* Text *
_____
The diversity of business units, types of contracts, and relatively informal internal control have led to us focus a significant part of our efforts on verifying the accuracy and completeness of the revenue recognised in the financial statements. Our audit is primarily substantive in nature.

Report on the other information included in the annual report 

The annual report contains other information. This includes all information in the annual report in addition to the financial statements and our auditor’s report thereon. 

Based on the procedures performed as set out below, we conclude that the other information: 

  • is consistent with the financial statements and does not contain material misstatements; and 

  • contains all the information regarding the directors’ report and the other information that is required by Part 9 of Book 2 and regarding the remuneration report required by the sections 2:135b and 2:145 subsection 2 of the Dutch Civil Code. 

We have read the other information. Based on our knowledge and the understanding obtained in our audit of the financial statements or otherwise, we have considered whether the other information contains material misstatements. 

By performing our procedures, we comply with the requirements of Part 9 of Book 2 and section 2:135b subsection 7 of the Dutch Civil Code and the Dutch Standard 720. The scope of such procedures was substantially less than the scope of those procedures performed in our audit of the financial statements. 

Management is responsible for the preparation of the other information, including the directors’ report and the other information in accordance with Part 9 of Book 2 of the Dutch Civil Code. Management and the supervisory board are responsible for ensuring that the remuneration report is drawn up and published in accordance with sections 2:135b and 2:145 subsection 2 of the Dutch Civil Code. 

Report on other legal and regulatory requirements and ESEF 

Our appointment 

On 12 April 2022, we were reappointed by the Supervisory Board as the external auditor of Nedap N.V. for a period of three years up to and including the 2024 financial year as per a resolution by the annual general meeting. We have now been the company’s auditor for a period of 8 consecutive years.
_____
* Rows *

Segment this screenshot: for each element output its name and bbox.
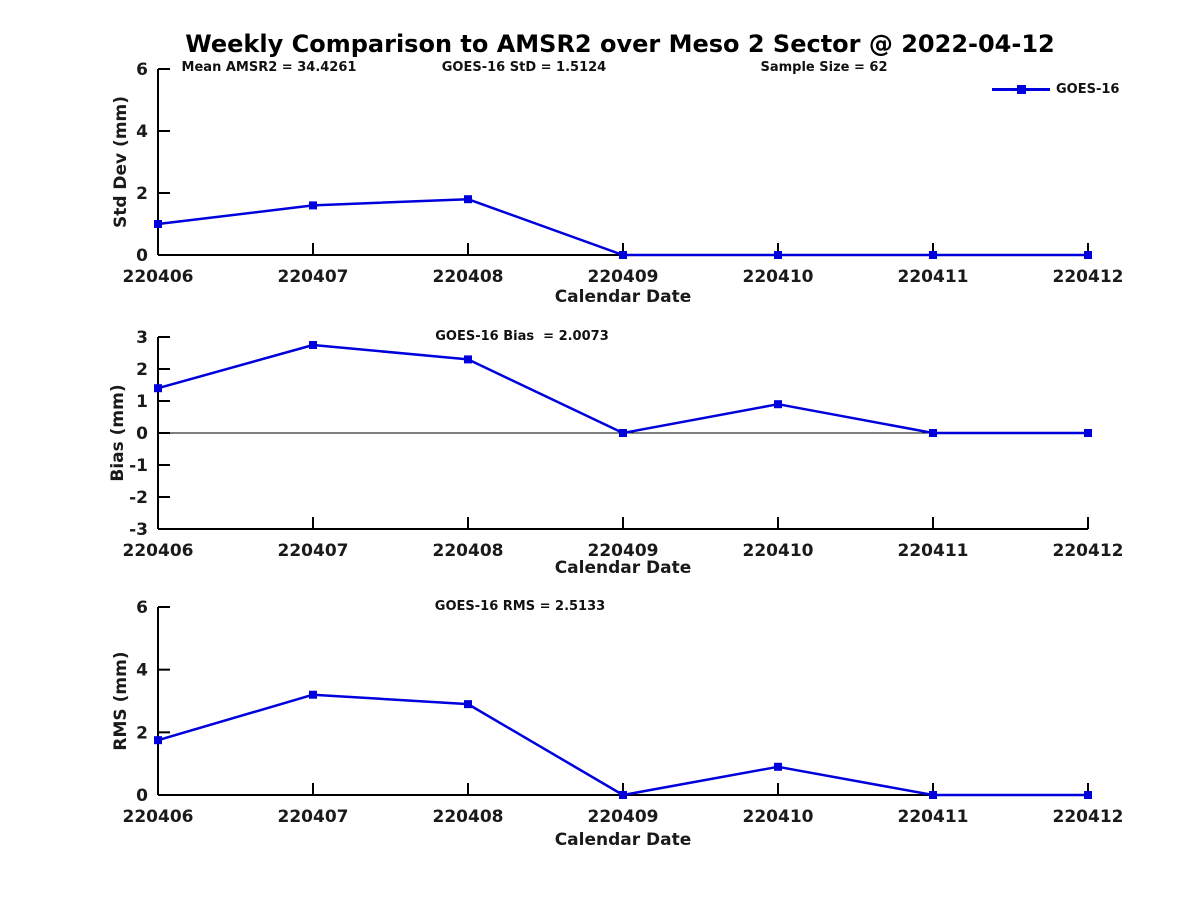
stddev-chart-plot: 0 2 4 6 220406 220407 220408 220409 220410 220411…	[123, 60, 1124, 287]
y-tick-label: 2	[136, 360, 148, 380]
data-marker	[1084, 791, 1092, 799]
data-marker	[929, 251, 937, 259]
x-tick-label: 220407	[278, 807, 349, 827]
y-tick-label: 2	[136, 723, 148, 743]
x-tick-label: 220408	[433, 267, 504, 287]
sample-size-annotation: Sample Size = 62	[760, 60, 888, 75]
data-marker	[929, 429, 937, 437]
stddev-y-axis-label: Std Dev (mm)	[111, 95, 131, 229]
data-marker	[774, 762, 782, 771]
x-tick-label: 220409	[588, 267, 659, 287]
data-marker	[464, 195, 472, 204]
data-marker	[774, 400, 782, 409]
data-marker	[619, 429, 627, 437]
legend-square-marker-icon	[1017, 85, 1026, 94]
x-tick-label: 220411	[898, 267, 969, 287]
y-tick-label: 4	[136, 661, 148, 681]
y-tick-label: 3	[136, 328, 148, 348]
x-tick-label: 220407	[278, 267, 349, 287]
y-tick-label: 2	[136, 184, 148, 204]
x-tick-label: 220410	[743, 267, 814, 287]
y-tick-label: -3	[129, 520, 148, 540]
data-marker	[154, 220, 162, 228]
x-tick-label: 220410	[743, 541, 814, 561]
legend-label: GOES-16	[1056, 82, 1120, 97]
y-tick-label: 1	[136, 392, 148, 412]
data-marker	[619, 251, 627, 259]
rms-chart-plot: 0 2 4 6 220406 220407 220408 220409 220410 220411…	[123, 598, 1124, 827]
bias-annotation: GOES-16 Bias = 2.0073	[435, 329, 609, 344]
data-marker	[309, 201, 317, 210]
bias-chart-plot: -3 -2 -1 0 1 2 3 220406 220407 220408 220409 220410…	[123, 328, 1124, 561]
x-tick-label: 220408	[433, 541, 504, 561]
mean-amsr2-annotation: Mean AMSR2 = 34.4261	[181, 60, 357, 75]
data-marker	[774, 251, 782, 259]
bias-y-axis-label: Bias (mm)	[108, 384, 128, 482]
data-marker	[619, 791, 627, 799]
figure-title: Weekly Comparison to AMSR2 over Meso 2 S…	[185, 30, 1055, 58]
x-tick-label: 220411	[898, 541, 969, 561]
goes16-std-annotation: GOES-16 StD = 1.5124	[441, 60, 607, 75]
y-tick-label: 0	[136, 786, 148, 806]
data-marker	[464, 355, 472, 364]
series-line	[157, 693, 1088, 797]
data-marker	[309, 690, 317, 699]
x-tick-label: 220412	[1053, 541, 1124, 561]
data-marker	[309, 341, 317, 349]
y-tick-label: 0	[136, 246, 148, 266]
x-tick-label: 220406	[123, 267, 194, 287]
data-marker	[1084, 429, 1092, 437]
x-tick-label: 220410	[743, 807, 814, 827]
x-tick-label: 220409	[588, 541, 659, 561]
data-marker	[464, 700, 472, 709]
data-marker	[154, 384, 162, 393]
data-marker	[929, 791, 937, 799]
rms-annotation: GOES-16 RMS = 2.5133	[434, 599, 606, 614]
rms-x-axis-label: Calendar Date	[554, 830, 692, 850]
y-tick-label: 4	[136, 122, 148, 142]
stddev-x-axis-label: Calendar Date	[554, 287, 692, 307]
x-tick-label: 220409	[588, 807, 659, 827]
x-tick-label: 220408	[433, 807, 504, 827]
x-tick-label: 220407	[278, 541, 349, 561]
x-tick-label: 220406	[123, 541, 194, 561]
bias-x-axis-label: Calendar Date	[554, 558, 692, 578]
x-tick-label: 220412	[1053, 267, 1124, 287]
data-marker	[1084, 251, 1092, 259]
y-tick-label: 6	[136, 60, 148, 80]
data-marker	[154, 736, 162, 745]
series-line	[157, 343, 1088, 435]
x-tick-label: 220406	[123, 807, 194, 827]
y-tick-label: 0	[136, 424, 148, 444]
y-tick-label: -2	[129, 488, 148, 508]
y-tick-label: -1	[129, 456, 148, 476]
x-tick-label: 220411	[898, 807, 969, 827]
y-tick-label: 6	[136, 598, 148, 618]
x-tick-label: 220412	[1053, 807, 1124, 827]
rms-y-axis-label: RMS (mm)	[111, 651, 131, 751]
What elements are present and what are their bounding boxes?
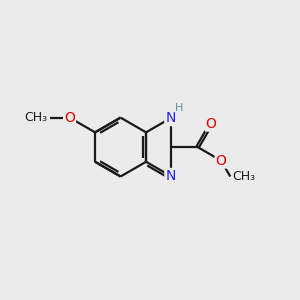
Text: N: N [165,169,176,183]
Text: O: O [64,111,75,124]
Text: O: O [216,154,226,168]
Text: H: H [175,103,183,112]
Text: CH₃: CH₃ [24,111,47,124]
Text: CH₃: CH₃ [232,170,256,183]
Text: O: O [206,117,217,130]
Text: N: N [165,111,176,125]
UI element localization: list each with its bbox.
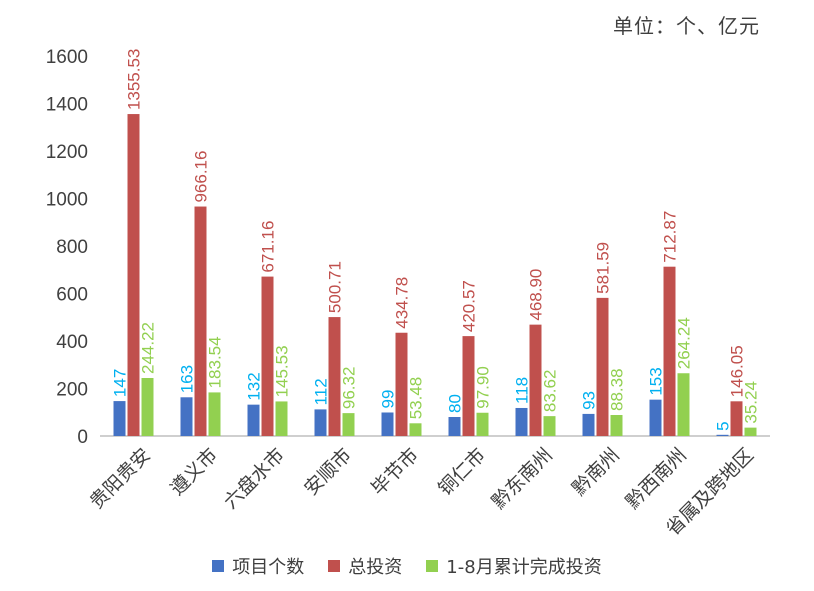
bar-total xyxy=(462,336,475,436)
bar-completed xyxy=(208,392,221,436)
y-tick-label: 1400 xyxy=(46,95,88,116)
legend: 项目个数 总投资 1-8月累计完成投资 xyxy=(0,553,814,579)
x-tick-label: 铜仁市 xyxy=(434,444,490,500)
bar-total xyxy=(596,297,609,436)
data-label-projects: 99 xyxy=(379,390,398,409)
x-tick-label: 毕节市 xyxy=(367,444,423,500)
data-label-total: 434.78 xyxy=(393,277,412,329)
bar-completed xyxy=(744,427,757,436)
data-label-total: 146.05 xyxy=(728,345,747,397)
bar-projects xyxy=(247,404,260,436)
legend-item-total: 总投资 xyxy=(328,553,402,579)
bar-completed xyxy=(409,423,422,436)
bar-projects xyxy=(515,407,528,436)
x-tick-label: 黔东南州 xyxy=(488,444,557,513)
data-label-total: 671.16 xyxy=(259,221,278,273)
legend-label-total: 总投资 xyxy=(348,557,403,578)
bar-projects xyxy=(649,399,662,436)
x-tick-label: 黔南州 xyxy=(568,444,624,500)
data-label-completed: 183.54 xyxy=(206,336,225,388)
bar-completed xyxy=(342,413,355,436)
y-tick-label: 1000 xyxy=(46,190,88,211)
bar-completed xyxy=(543,416,556,436)
data-label-completed: 244.22 xyxy=(139,322,158,374)
legend-item-completed: 1-8月累计完成投资 xyxy=(426,553,602,579)
y-tick-label: 1200 xyxy=(46,142,88,163)
bar-total xyxy=(395,332,408,436)
data-label-completed: 264.24 xyxy=(675,317,694,369)
legend-swatch-total xyxy=(328,560,341,572)
data-label-completed: 83.62 xyxy=(541,370,560,413)
data-label-total: 712.87 xyxy=(661,211,680,263)
bar-projects xyxy=(113,401,126,436)
bar-completed xyxy=(476,412,489,436)
bar-projects xyxy=(381,412,394,436)
bar-completed xyxy=(677,373,690,436)
legend-item-projects: 项目个数 xyxy=(212,553,304,579)
bar-total xyxy=(328,317,341,436)
y-tick-label: 1600 xyxy=(46,47,88,68)
data-label-projects: 163 xyxy=(178,365,197,393)
legend-label-projects: 项目个数 xyxy=(232,557,305,578)
data-label-completed: 96.32 xyxy=(340,367,359,410)
data-label-total: 1355.53 xyxy=(125,49,144,110)
bar-total xyxy=(127,114,140,437)
y-tick-label: 0 xyxy=(77,427,88,448)
data-label-total: 500.71 xyxy=(326,261,345,313)
bar-projects xyxy=(716,434,729,436)
data-label-projects: 153 xyxy=(647,367,666,395)
data-label-projects: 147 xyxy=(111,369,130,397)
data-label-completed: 53.48 xyxy=(407,377,426,420)
data-label-projects: 80 xyxy=(446,394,465,413)
data-label-total: 581.59 xyxy=(594,242,613,294)
data-label-completed: 97.90 xyxy=(474,366,493,409)
bar-total xyxy=(663,266,676,436)
data-label-total: 468.90 xyxy=(527,269,546,321)
data-label-completed: 88.38 xyxy=(608,368,627,411)
legend-swatch-completed xyxy=(426,560,439,572)
y-tick-label: 400 xyxy=(56,332,88,353)
data-label-projects: 118 xyxy=(513,377,532,404)
bar-total xyxy=(261,276,274,436)
x-tick-label: 遵义市 xyxy=(166,444,222,500)
data-label-total: 420.57 xyxy=(460,280,479,332)
y-tick-label: 200 xyxy=(56,380,88,401)
data-label-total: 966.16 xyxy=(192,151,211,203)
data-label-completed: 145.53 xyxy=(273,345,292,397)
data-label-projects: 5 xyxy=(714,421,733,430)
data-label-projects: 112 xyxy=(312,378,331,405)
data-label-projects: 93 xyxy=(580,391,599,410)
bar-total xyxy=(730,401,743,436)
data-label-completed: 35.24 xyxy=(742,381,761,424)
bar-projects xyxy=(582,413,595,436)
x-tick-label: 黔西南州 xyxy=(622,444,691,513)
y-tick-label: 600 xyxy=(56,285,88,306)
bar-total xyxy=(529,324,542,436)
bar-completed xyxy=(275,401,288,436)
x-tick-label: 六盘水市 xyxy=(220,444,289,513)
y-tick-label: 800 xyxy=(56,237,88,258)
bar-projects xyxy=(448,417,461,436)
bar-completed xyxy=(141,377,154,436)
bar-total xyxy=(194,206,207,436)
unit-note: 单位：个、亿元 xyxy=(613,14,760,38)
x-tick-label: 贵阳贵安 xyxy=(86,444,155,513)
bar-projects xyxy=(180,397,193,436)
bar-completed xyxy=(610,415,623,436)
legend-label-completed: 1-8月累计完成投资 xyxy=(446,557,602,578)
x-tick-label: 安顺市 xyxy=(300,444,356,500)
bar-projects xyxy=(314,409,327,436)
legend-swatch-projects xyxy=(212,560,225,572)
data-label-projects: 132 xyxy=(245,372,264,400)
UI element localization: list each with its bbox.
_____
* Problems to solve *
A – In the auditor's report, for how many consecutive years has the firm served as Nedap N.V.'s auditor?
B – Take the auditor's report on Nedap N.V. further, starting after its last sentence.

* Results of the exercise *
A – Eight consecutive years.

B –
European Single Electronic Format (ESEF) 

Nedap has prepared the annual report in ESEF. The requirements for this are set out in the Delegated Regulation (EU) 2019/815 with regard to regulatory technical standards on the specification of a single electronic reporting format (hereinafter: the RTS on ESEF). 

In our opinion, the annual report prepared in XHTML format, including the marked-up consolidated financial statements, as included in the reporting package by Nedap, complies in all material respects with the RTS on ESEF. 

Management is responsible for preparing the annual report, including the financial statements in accordance with the RTS on ESEF, whereby management combines the various components into a single reporting package. 

Our responsibility is to obtain reasonable assurance for our opinion whether the annual report in this reporting package complies with the RTS on ESEF. 

We performed our examination in accordance with Dutch law, including Dutch Standard 3950N ‘Assuranceopdrachten inzake het voldoen aan de criteria voor het opstellen van een digitaal verantwoordingsdocument’ (assurance engagements relating to compliance with criteria for digital reporting). 

Our examination included amongst others: 

  • Obtaining an understanding of the entity’s financial reporting process, including the preparation of the reporting package.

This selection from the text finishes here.